Exercise prompt: Every entry that follows should be repeated exactly; drop the images.

Collection entries:
◆ ◆ ◆ ◆

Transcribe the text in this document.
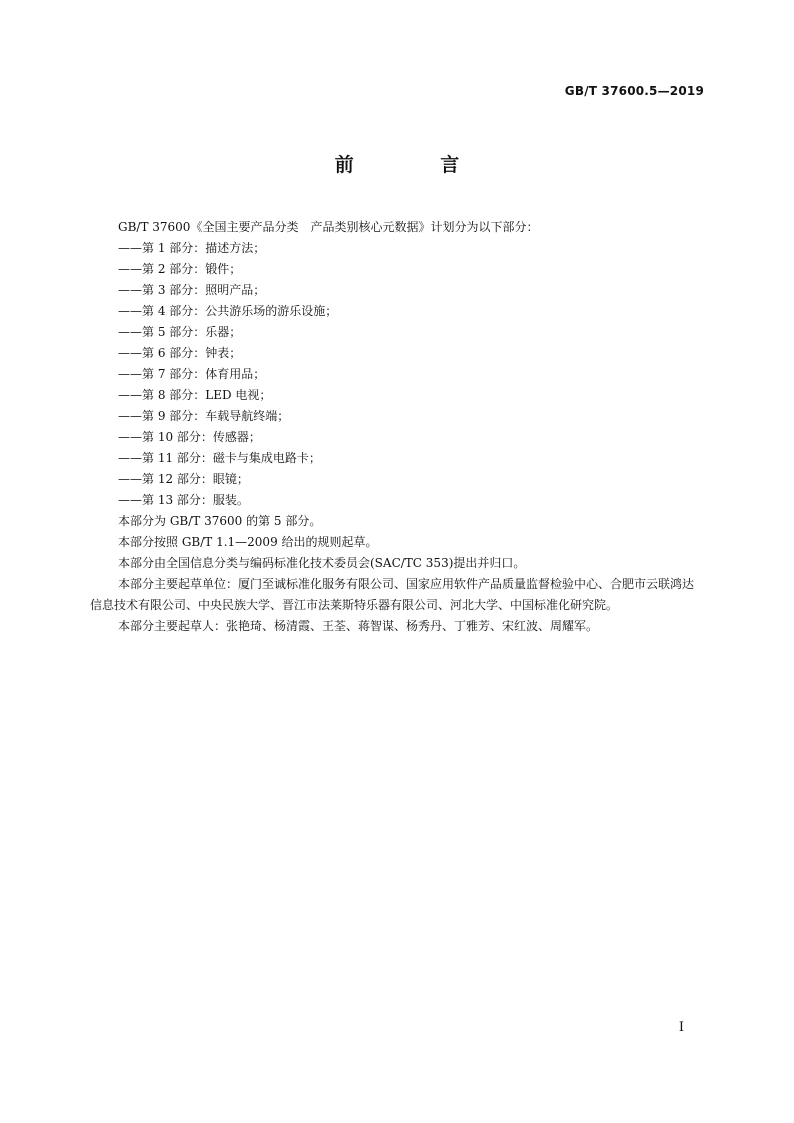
GB/T 37600.5—2019
前 言

GB/T 37600《全国主要产品分类　产品类别核心元数据》计划分为以下部分：

——第 1 部分：描述方法；

——第 2 部分：锻件；

——第 3 部分：照明产品；

——第 4 部分：公共游乐场的游乐设施；

——第 5 部分：乐器；

——第 6 部分：钟表；

——第 7 部分：体育用品；

——第 8 部分：LED 电视；

——第 9 部分：车载导航终端；

——第 10 部分：传感器；

——第 11 部分：磁卡与集成电路卡；

——第 12 部分：眼镜；

——第 13 部分：服装。

本部分为 GB/T 37600 的第 5 部分。

本部分按照 GB/T 1.1—2009 给出的规则起草。

本部分由全国信息分类与编码标准化技术委员会(SAC/TC 353)提出并归口。

本部分主要起草单位：厦门至诚标准化服务有限公司、国家应用软件产品质量监督检验中心、合肥市云联鸿达信息技术有限公司、中央民族大学、晋江市法莱斯特乐器有限公司、河北大学、中国标准化研究院。

本部分主要起草人：张艳琦、杨清霞、王荃、蒋智谋、杨秀丹、丁雅芳、宋红波、周耀军。

I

◆ ◆ ◆ ◆

The completed task:
Transcribe the text in this document.
GB/T 37600.5—2019
前 言

GB/T 37600《全国主要产品分类　产品类别核心元数据》计划分为以下部分：

——第 1 部分：描述方法；

——第 2 部分：锻件；

——第 3 部分：照明产品；

——第 4 部分：公共游乐场的游乐设施；

——第 5 部分：乐器；

——第 6 部分：钟表；

——第 7 部分：体育用品；

——第 8 部分：LED 电视；

——第 9 部分：车载导航终端；

——第 10 部分：传感器；

——第 11 部分：磁卡与集成电路卡；

——第 12 部分：眼镜；

——第 13 部分：服装。

本部分为 GB/T 37600 的第 5 部分。

本部分按照 GB/T 1.1—2009 给出的规则起草。

本部分由全国信息分类与编码标准化技术委员会(SAC/TC 353)提出并归口。

本部分主要起草单位：厦门至诚标准化服务有限公司、国家应用软件产品质量监督检验中心、合肥市云联鸿达信息技术有限公司、中央民族大学、晋江市法莱斯特乐器有限公司、河北大学、中国标准化研究院。

本部分主要起草人：张艳琦、杨清霞、王荃、蒋智谋、杨秀丹、丁雅芳、宋红波、周耀军。

I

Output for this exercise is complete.